### EXERCISE AIM
Transcribe all of the material below word for word and leave out its pictures.

Records excerpted from a collection
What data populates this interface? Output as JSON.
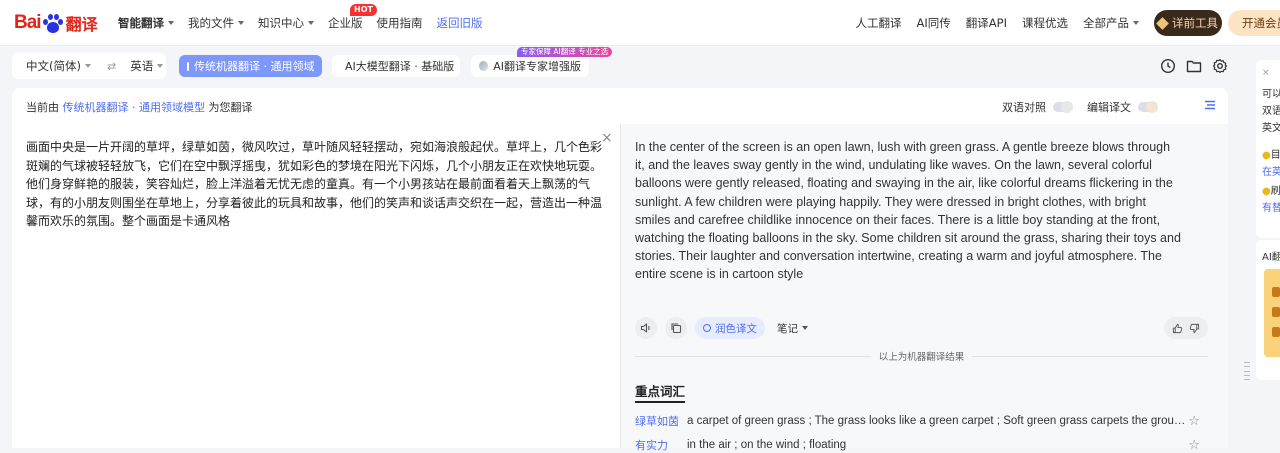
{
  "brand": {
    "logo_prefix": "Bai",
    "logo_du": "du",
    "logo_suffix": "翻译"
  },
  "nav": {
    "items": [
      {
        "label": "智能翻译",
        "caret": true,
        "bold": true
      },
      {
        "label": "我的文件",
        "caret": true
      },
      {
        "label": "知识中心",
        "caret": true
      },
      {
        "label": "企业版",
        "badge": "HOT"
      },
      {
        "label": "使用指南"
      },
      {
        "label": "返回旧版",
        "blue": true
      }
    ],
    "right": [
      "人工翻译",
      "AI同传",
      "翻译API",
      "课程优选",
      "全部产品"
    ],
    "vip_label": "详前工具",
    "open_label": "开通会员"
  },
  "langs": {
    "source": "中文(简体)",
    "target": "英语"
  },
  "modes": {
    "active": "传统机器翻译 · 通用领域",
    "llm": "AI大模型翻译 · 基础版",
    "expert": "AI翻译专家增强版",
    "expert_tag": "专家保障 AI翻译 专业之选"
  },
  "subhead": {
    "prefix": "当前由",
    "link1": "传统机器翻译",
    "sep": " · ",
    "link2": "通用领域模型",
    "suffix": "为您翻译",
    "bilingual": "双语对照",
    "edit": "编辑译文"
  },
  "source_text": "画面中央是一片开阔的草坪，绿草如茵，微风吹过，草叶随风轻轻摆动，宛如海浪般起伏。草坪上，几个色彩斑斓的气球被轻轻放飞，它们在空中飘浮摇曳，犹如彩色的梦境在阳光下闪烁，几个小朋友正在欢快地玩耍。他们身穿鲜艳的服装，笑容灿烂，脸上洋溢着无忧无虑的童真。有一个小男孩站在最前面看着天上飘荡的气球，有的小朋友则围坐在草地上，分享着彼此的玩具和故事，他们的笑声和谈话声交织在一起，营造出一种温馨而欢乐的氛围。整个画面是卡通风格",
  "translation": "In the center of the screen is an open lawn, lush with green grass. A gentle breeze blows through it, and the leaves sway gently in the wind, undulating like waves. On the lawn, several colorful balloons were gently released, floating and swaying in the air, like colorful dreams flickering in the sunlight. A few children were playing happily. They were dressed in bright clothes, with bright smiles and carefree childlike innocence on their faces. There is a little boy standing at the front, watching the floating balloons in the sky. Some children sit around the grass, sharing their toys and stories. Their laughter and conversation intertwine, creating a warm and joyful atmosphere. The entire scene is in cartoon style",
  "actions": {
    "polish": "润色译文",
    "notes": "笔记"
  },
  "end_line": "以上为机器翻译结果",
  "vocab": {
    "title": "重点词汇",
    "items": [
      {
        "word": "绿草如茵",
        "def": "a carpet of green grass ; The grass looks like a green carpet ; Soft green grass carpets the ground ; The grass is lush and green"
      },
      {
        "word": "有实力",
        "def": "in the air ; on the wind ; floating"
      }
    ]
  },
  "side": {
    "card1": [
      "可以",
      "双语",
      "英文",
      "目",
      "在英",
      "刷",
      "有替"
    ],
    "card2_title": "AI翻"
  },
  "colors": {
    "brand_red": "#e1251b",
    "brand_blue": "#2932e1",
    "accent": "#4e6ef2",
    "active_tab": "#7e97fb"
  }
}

### THE REPLY
What data populates this interface? Output as JSON.
{
  "brand": {
    "logo_prefix": "Bai",
    "logo_du": "du",
    "logo_suffix": "翻译"
  },
  "nav": {
    "items": [
      {
        "label": "智能翻译",
        "caret": true,
        "bold": true
      },
      {
        "label": "我的文件",
        "caret": true
      },
      {
        "label": "知识中心",
        "caret": true
      },
      {
        "label": "企业版",
        "badge": "HOT"
      },
      {
        "label": "使用指南"
      },
      {
        "label": "返回旧版",
        "blue": true
      }
    ],
    "right": [
      "人工翻译",
      "AI同传",
      "翻译API",
      "课程优选",
      "全部产品"
    ],
    "vip_label": "详前工具",
    "open_label": "开通会员"
  },
  "langs": {
    "source": "中文(简体)",
    "target": "英语"
  },
  "modes": {
    "active": "传统机器翻译 · 通用领域",
    "llm": "AI大模型翻译 · 基础版",
    "expert": "AI翻译专家增强版",
    "expert_tag": "专家保障 AI翻译 专业之选"
  },
  "subhead": {
    "prefix": "当前由",
    "link1": "传统机器翻译",
    "sep": " · ",
    "link2": "通用领域模型",
    "suffix": "为您翻译",
    "bilingual": "双语对照",
    "edit": "编辑译文"
  },
  "source_text": "画面中央是一片开阔的草坪，绿草如茵，微风吹过，草叶随风轻轻摆动，宛如海浪般起伏。草坪上，几个色彩斑斓的气球被轻轻放飞，它们在空中飘浮摇曳，犹如彩色的梦境在阳光下闪烁，几个小朋友正在欢快地玩耍。他们身穿鲜艳的服装，笑容灿烂，脸上洋溢着无忧无虑的童真。有一个小男孩站在最前面看着天上飘荡的气球，有的小朋友则围坐在草地上，分享着彼此的玩具和故事，他们的笑声和谈话声交织在一起，营造出一种温馨而欢乐的氛围。整个画面是卡通风格",
  "translation": "In the center of the screen is an open lawn, lush with green grass. A gentle breeze blows through it, and the leaves sway gently in the wind, undulating like waves. On the lawn, several colorful balloons were gently released, floating and swaying in the air, like colorful dreams flickering in the sunlight. A few children were playing happily. They were dressed in bright clothes, with bright smiles and carefree childlike innocence on their faces. There is a little boy standing at the front, watching the floating balloons in the sky. Some children sit around the grass, sharing their toys and stories. Their laughter and conversation intertwine, creating a warm and joyful atmosphere. The entire scene is in cartoon style",
  "actions": {
    "polish": "润色译文",
    "notes": "笔记"
  },
  "end_line": "以上为机器翻译结果",
  "vocab": {
    "title": "重点词汇",
    "items": [
      {
        "word": "绿草如茵",
        "def": "a carpet of green grass ; The grass looks like a green carpet ; Soft green grass carpets the ground ; The grass is lush and green"
      },
      {
        "word": "有实力",
        "def": "in the air ; on the wind ; floating"
      }
    ]
  },
  "side": {
    "card1": [
      "可以",
      "双语",
      "英文",
      "目",
      "在英",
      "刷",
      "有替"
    ],
    "card2_title": "AI翻"
  },
  "colors": {
    "brand_red": "#e1251b",
    "brand_blue": "#2932e1",
    "accent": "#4e6ef2",
    "active_tab": "#7e97fb"
  }
}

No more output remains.